Given task: Repeat every entry word for word, but leave the images out of your copy.

Data to process:
# # # # #

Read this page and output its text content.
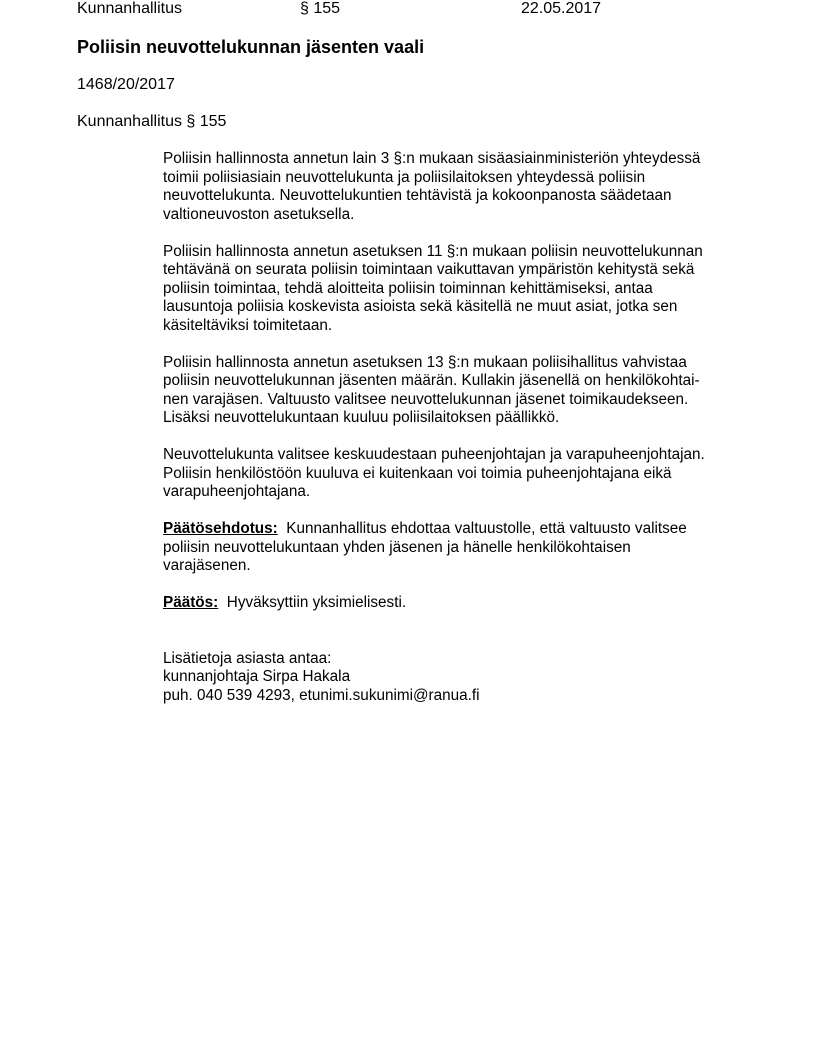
Kunnanhallitus	§ 155	22.05.2017
Poliisin neuvottelukunnan jäsenten vaali
1468/20/2017
Kunnanhallitus § 155

Poliisin hallinnosta annetun lain 3 §:n mukaan sisäasiainministeriön yhteydessä
toimii poliisiasiain neuvottelukunta ja poliisilaitoksen yhteydessä poliisin
neuvottelukunta. Neuvottelukuntien tehtävistä ja kokoonpanosta säädetaan
valtioneuvoston asetuksella.

Poliisin hallinnosta annetun asetuksen 11 §:n mukaan poliisin neuvottelukunnan
tehtävänä on seurata poliisin toimintaan vaikuttavan ympäristön kehitystä sekä
poliisin toimintaa, tehdä aloitteita poliisin toiminnan kehittämiseksi, antaa
lausuntoja poliisia koskevista asioista sekä käsitellä ne muut asiat, jotka sen
käsiteltäviksi toimitetaan.

Poliisin hallinnosta annetun asetuksen 13 §:n mukaan poliisihallitus vahvistaa
poliisin neuvottelukunnan jäsenten määrän. Kullakin jäsenellä on henkilökohtai-
nen varajäsen. Valtuusto valitsee neuvottelukunnan jäsenet toimikaudekseen.
Lisäksi neuvottelukuntaan kuuluu poliisilaitoksen päällikkö.

Neuvottelukunta valitsee keskuudestaan puheenjohtajan ja varapuheenjohtajan.
Poliisin henkilöstöön kuuluva ei kuitenkaan voi toimia puheenjohtajana eikä
varapuheenjohtajana.

Päätösehdotus: Kunnanhallitus ehdottaa valtuustolle, että valtuusto valitsee
poliisin neuvottelukuntaan yhden jäsenen ja hänelle henkilökohtaisen
varajäsenen.

Päätös: Hyväksyttiin yksimielisesti.

Lisätietoja asiasta antaa:
kunnanjohtaja Sirpa Hakala
puh. 040 539 4293, etunimi.sukunimi@ranua.fi
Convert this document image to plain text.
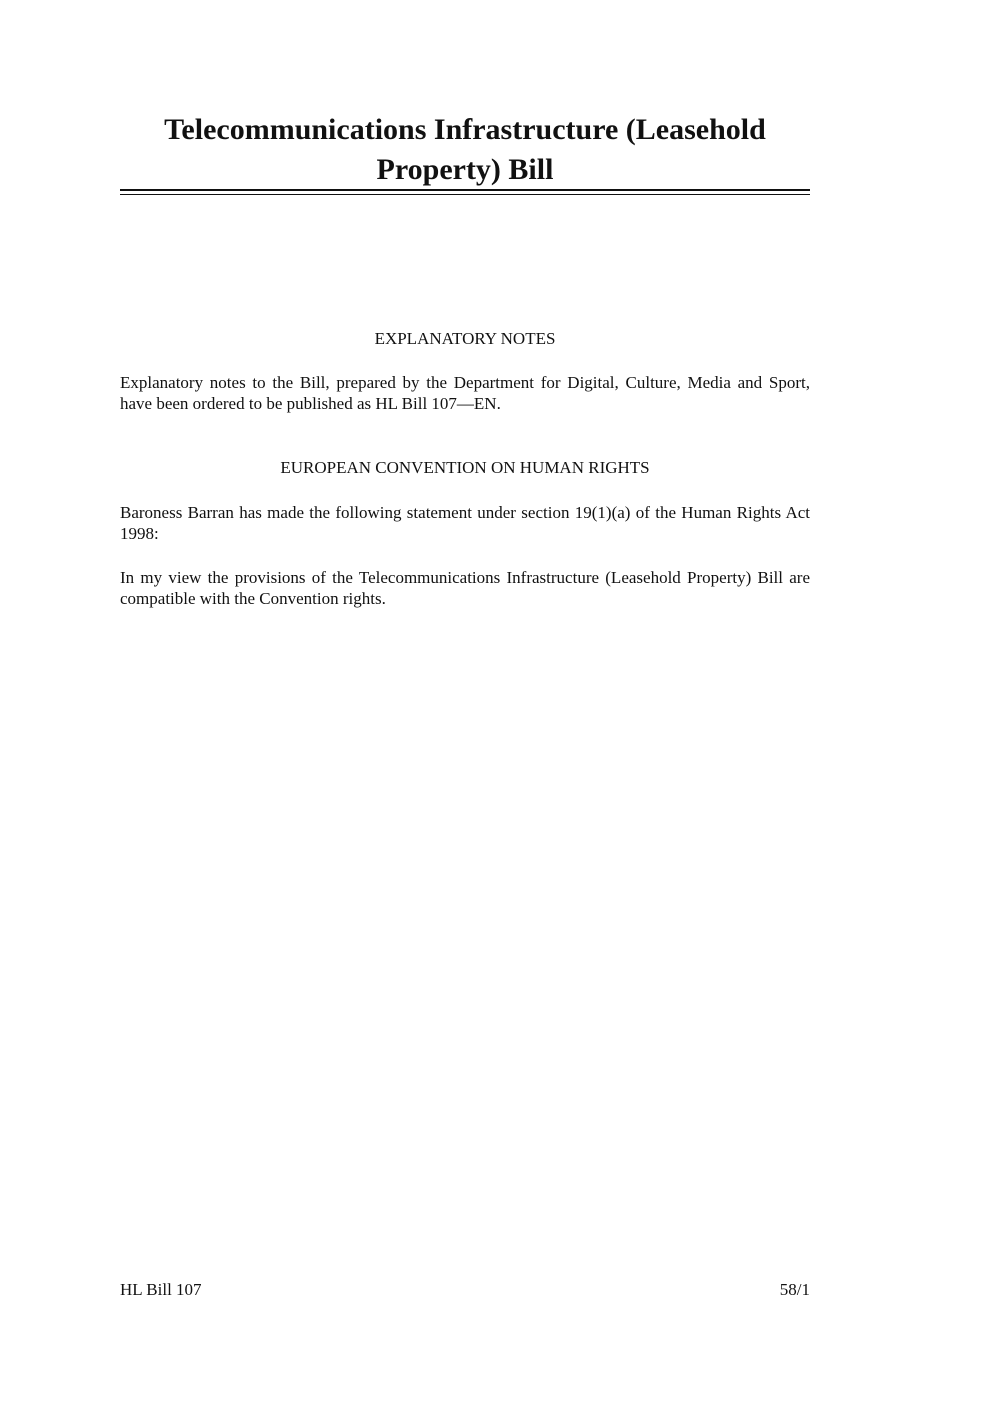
Telecommunications Infrastructure (Leasehold
Property) Bill
EXPLANATORY NOTES

Explanatory notes to the Bill, prepared by the Department for Digital, Culture, Media and Sport, have been ordered to be published as HL Bill 107—EN.

EUROPEAN CONVENTION ON HUMAN RIGHTS

Baroness Barran has made the following statement under section 19(1)(a) of the Human Rights Act 1998:

In my view the provisions of the Telecommunications Infrastructure (Leasehold Property) Bill are compatible with the Convention rights.

HL Bill 107	58/1
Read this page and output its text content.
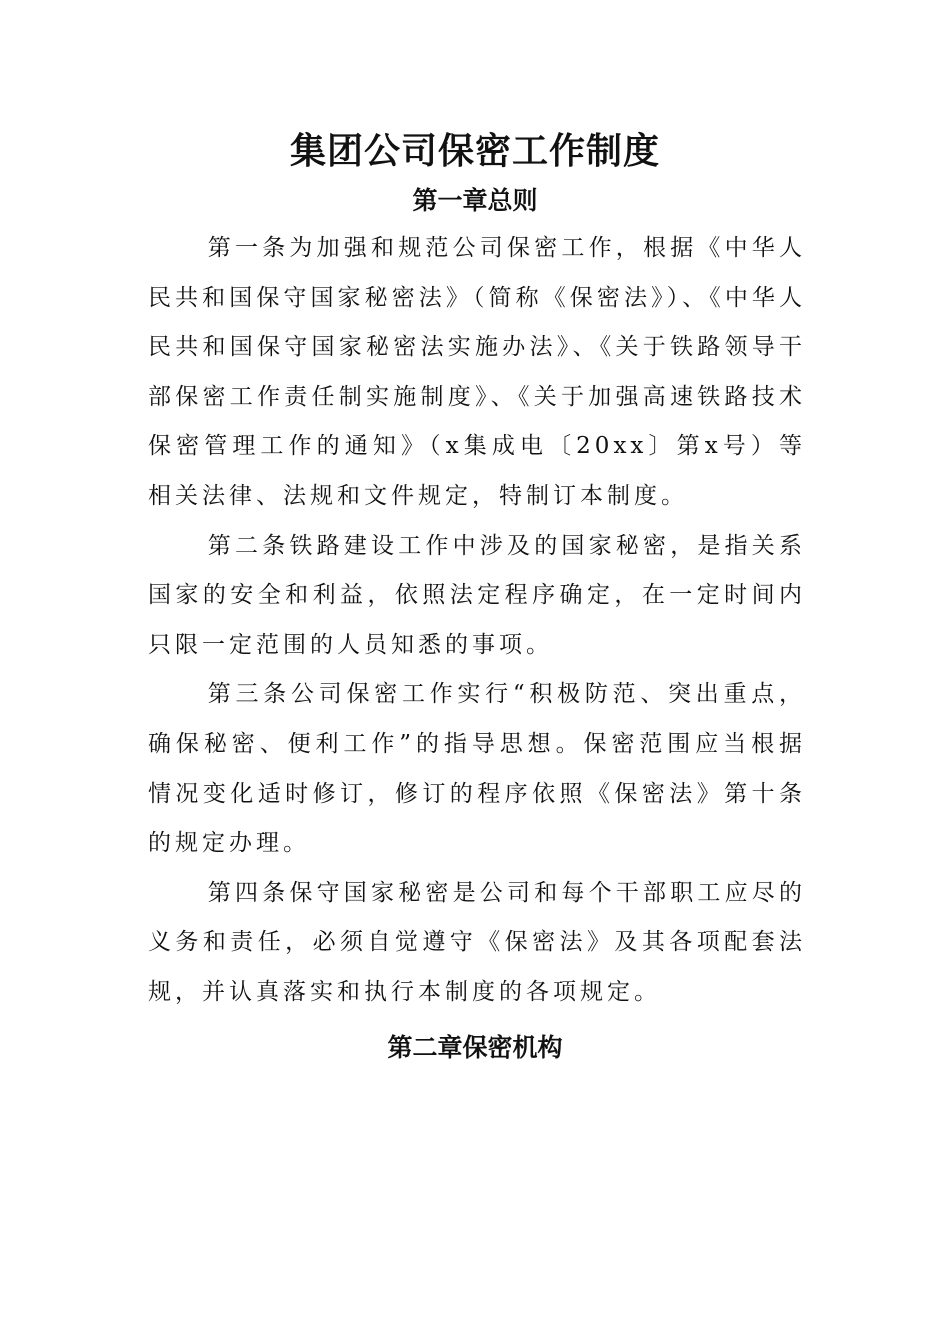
集团公司保密工作制度
第一章总则

第一条为加强和规范公司保密工作，根据《中华人民共和国保守国家秘密法》（简称《保密法》）、《中华人民共和国保守国家秘密法实施办法》、《关于铁路领导干部保密工作责任制实施制度》、《关于加强高速铁路技术保密管理工作的通知》（x集成电〔20xx〕第x号）等相关法律、法规和文件规定，特制订本制度。

第二条铁路建设工作中涉及的国家秘密，是指关系国家的安全和利益，依照法定程序确定，在一定时间内只限一定范围的人员知悉的事项。

第三条公司保密工作实行“积极防范、突出重点，确保秘密、便利工作”的指导思想。保密范围应当根据情况变化适时修订，修订的程序依照《保密法》第十条的规定办理。

第四条保守国家秘密是公司和每个干部职工应尽的义务和责任，必须自觉遵守《保密法》及其各项配套法规，并认真落实和执行本制度的各项规定。

第二章保密机构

# # # # #

Problem solution:
Read this page and output its text content.
Kunnanhallitus	§ 155	22.05.2017
Poliisin neuvottelukunnan jäsenten vaali
1468/20/2017
Kunnanhallitus § 155

Poliisin hallinnosta annetun lain 3 §:n mukaan sisäasiainministeriön yhteydessä
toimii poliisiasiain neuvottelukunta ja poliisilaitoksen yhteydessä poliisin
neuvottelukunta. Neuvottelukuntien tehtävistä ja kokoonpanosta säädetaan
valtioneuvoston asetuksella.

Poliisin hallinnosta annetun asetuksen 11 §:n mukaan poliisin neuvottelukunnan
tehtävänä on seurata poliisin toimintaan vaikuttavan ympäristön kehitystä sekä
poliisin toimintaa, tehdä aloitteita poliisin toiminnan kehittämiseksi, antaa
lausuntoja poliisia koskevista asioista sekä käsitellä ne muut asiat, jotka sen
käsiteltäviksi toimitetaan.

Poliisin hallinnosta annetun asetuksen 13 §:n mukaan poliisihallitus vahvistaa
poliisin neuvottelukunnan jäsenten määrän. Kullakin jäsenellä on henkilökohtai-
nen varajäsen. Valtuusto valitsee neuvottelukunnan jäsenet toimikaudekseen.
Lisäksi neuvottelukuntaan kuuluu poliisilaitoksen päällikkö.

Neuvottelukunta valitsee keskuudestaan puheenjohtajan ja varapuheenjohtajan.
Poliisin henkilöstöön kuuluva ei kuitenkaan voi toimia puheenjohtajana eikä
varapuheenjohtajana.

Päätösehdotus: Kunnanhallitus ehdottaa valtuustolle, että valtuusto valitsee
poliisin neuvottelukuntaan yhden jäsenen ja hänelle henkilökohtaisen
varajäsenen.

Päätös: Hyväksyttiin yksimielisesti.

Lisätietoja asiasta antaa:
kunnanjohtaja Sirpa Hakala
puh. 040 539 4293, etunimi.sukunimi@ranua.fi
Convert this document image to plain text.
Telecommunications Infrastructure (Leasehold
Property) Bill
EXPLANATORY NOTES

Explanatory notes to the Bill, prepared by the Department for Digital, Culture, Media and Sport, have been ordered to be published as HL Bill 107—EN.

EUROPEAN CONVENTION ON HUMAN RIGHTS

Baroness Barran has made the following statement under section 19(1)(a) of the Human Rights Act 1998:

In my view the provisions of the Telecommunications Infrastructure (Leasehold Property) Bill are compatible with the Convention rights.

HL Bill 107	58/1
Read this page and output its text content.
集团公司保密工作制度
第一章总则

第一条为加强和规范公司保密工作，根据《中华人民共和国保守国家秘密法》（简称《保密法》）、《中华人民共和国保守国家秘密法实施办法》、《关于铁路领导干部保密工作责任制实施制度》、《关于加强高速铁路技术保密管理工作的通知》（x集成电〔20xx〕第x号）等相关法律、法规和文件规定，特制订本制度。

第二条铁路建设工作中涉及的国家秘密，是指关系国家的安全和利益，依照法定程序确定，在一定时间内只限一定范围的人员知悉的事项。

第三条公司保密工作实行“积极防范、突出重点，确保秘密、便利工作”的指导思想。保密范围应当根据情况变化适时修订，修订的程序依照《保密法》第十条的规定办理。

第四条保守国家秘密是公司和每个干部职工应尽的义务和责任，必须自觉遵守《保密法》及其各项配套法规，并认真落实和执行本制度的各项规定。

第二章保密机构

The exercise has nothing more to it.